──────── DATA EXCERPTS ────────

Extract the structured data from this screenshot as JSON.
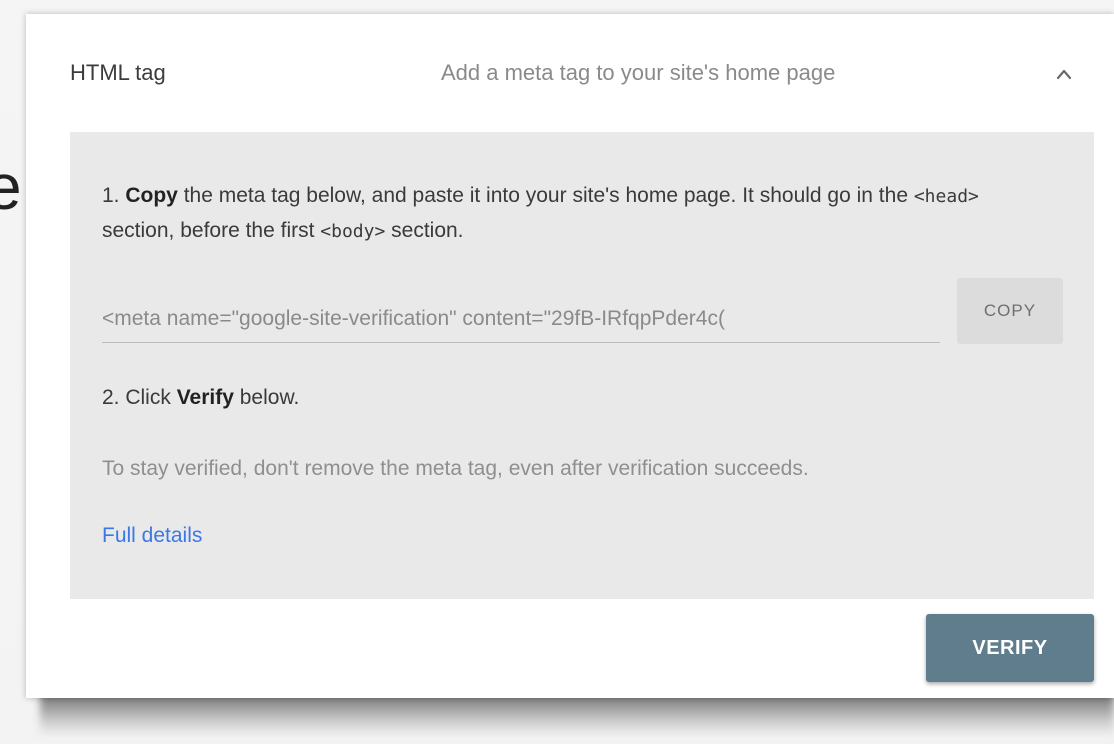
{
  "background": {
    "edge_glyph": "e"
  },
  "card": {
    "title": "HTML tag",
    "description": "Add a meta tag to your site's home page",
    "collapse_icon": "chevron-up-icon"
  },
  "instructions": {
    "step1_prefix": "1. ",
    "step1_bold": "Copy",
    "step1_text_a": " the meta tag below, and paste it into your site's home page. It should go in the ",
    "step1_code_head": "<head>",
    "step1_text_b": " section, before the first ",
    "step1_code_body": "<body>",
    "step1_text_c": " section.",
    "meta_tag_value": "<meta name=\"google-site-verification\" content=\"29fB-IRfqpPder4c(",
    "copy_label": "COPY",
    "step2_prefix": "2. Click ",
    "step2_bold": "Verify",
    "step2_suffix": " below.",
    "note": "To stay verified, don't remove the meta tag, even after verification succeeds.",
    "details_link": "Full details"
  },
  "actions": {
    "verify_label": "VERIFY"
  },
  "colors": {
    "panel_bg": "#e9e9e9",
    "link": "#3b78e7",
    "verify_bg": "#5f7d8c"
  }
}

────────

» **THE PROBLEM**
Return all of the entries word for word, but omit the pictures.

» **TASK RESULT**
Extract the structured data from this screenshot as JSON.
{
  "background": {
    "edge_glyph": "e"
  },
  "card": {
    "title": "HTML tag",
    "description": "Add a meta tag to your site's home page",
    "collapse_icon": "chevron-up-icon"
  },
  "instructions": {
    "step1_prefix": "1. ",
    "step1_bold": "Copy",
    "step1_text_a": " the meta tag below, and paste it into your site's home page. It should go in the ",
    "step1_code_head": "<head>",
    "step1_text_b": " section, before the first ",
    "step1_code_body": "<body>",
    "step1_text_c": " section.",
    "meta_tag_value": "<meta name=\"google-site-verification\" content=\"29fB-IRfqpPder4c(",
    "copy_label": "COPY",
    "step2_prefix": "2. Click ",
    "step2_bold": "Verify",
    "step2_suffix": " below.",
    "note": "To stay verified, don't remove the meta tag, even after verification succeeds.",
    "details_link": "Full details"
  },
  "actions": {
    "verify_label": "VERIFY"
  },
  "colors": {
    "panel_bg": "#e9e9e9",
    "link": "#3b78e7",
    "verify_bg": "#5f7d8c"
  }
}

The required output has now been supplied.